RECORDS SUPPLIED:
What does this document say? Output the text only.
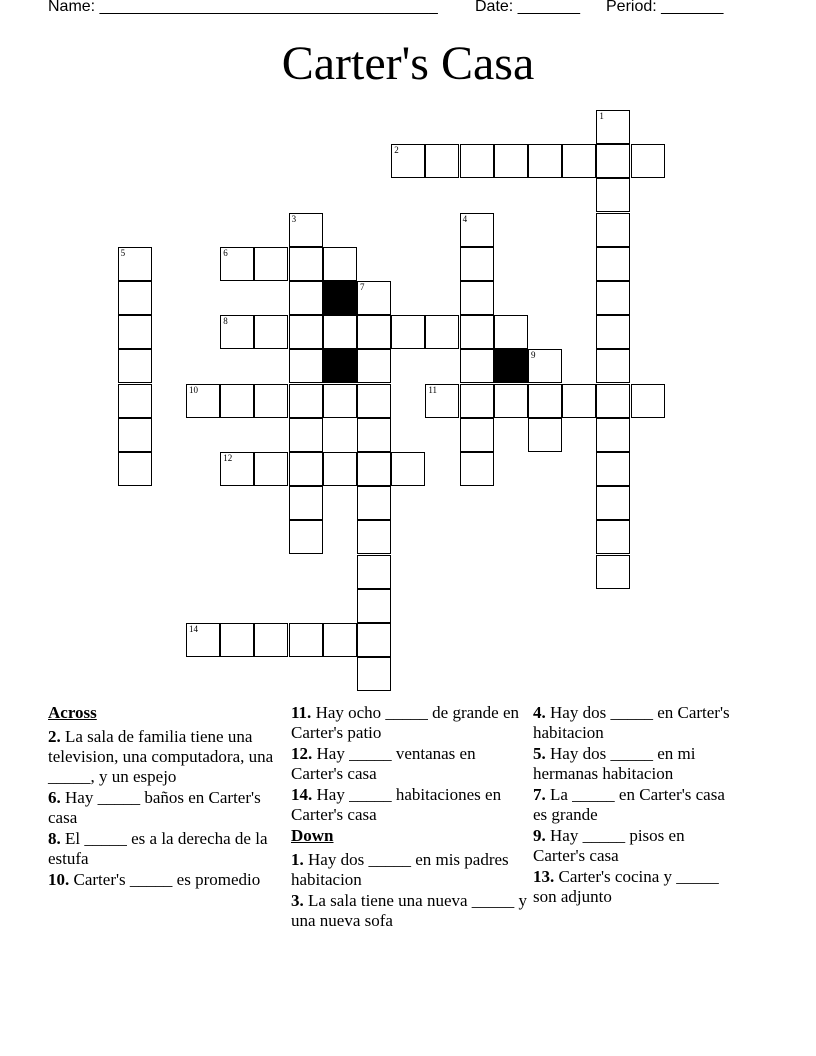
Name: ______________________________________ Date: _______ Period: _______
Carter's Casa
1
2
3	4
5	6
7
8
9
10	11
12
14
Across
2. La sala de familia tiene una television, una computadora, una _____, y un espejo
6. Hay _____ baños en Carter's casa
8. El _____ es a la derecha de la estufa
10. Carter's _____ es promedio
11. Hay ocho _____ de grande en Carter's patio
12. Hay _____ ventanas en Carter's casa
14. Hay _____ habitaciones en Carter's casa
Down
1. Hay dos _____ en mis padres habitacion
3. La sala tiene una nueva _____ y una nueva sofa
4. Hay dos _____ en Carter's habitacion
5. Hay dos _____ en mi hermanas habitacion
7. La _____ en Carter's casa es grande
9. Hay _____ pisos en Carter's casa
13. Carter's cocina y _____ son adjunto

WHAT YOU ARE ASKED TO DO: Your task is to collect every line above that contains the word "grande".

PROBLEM SOLUTION:
11. Hay ocho _____ de grande en Carter's patio
7. La _____ en Carter's casa es grande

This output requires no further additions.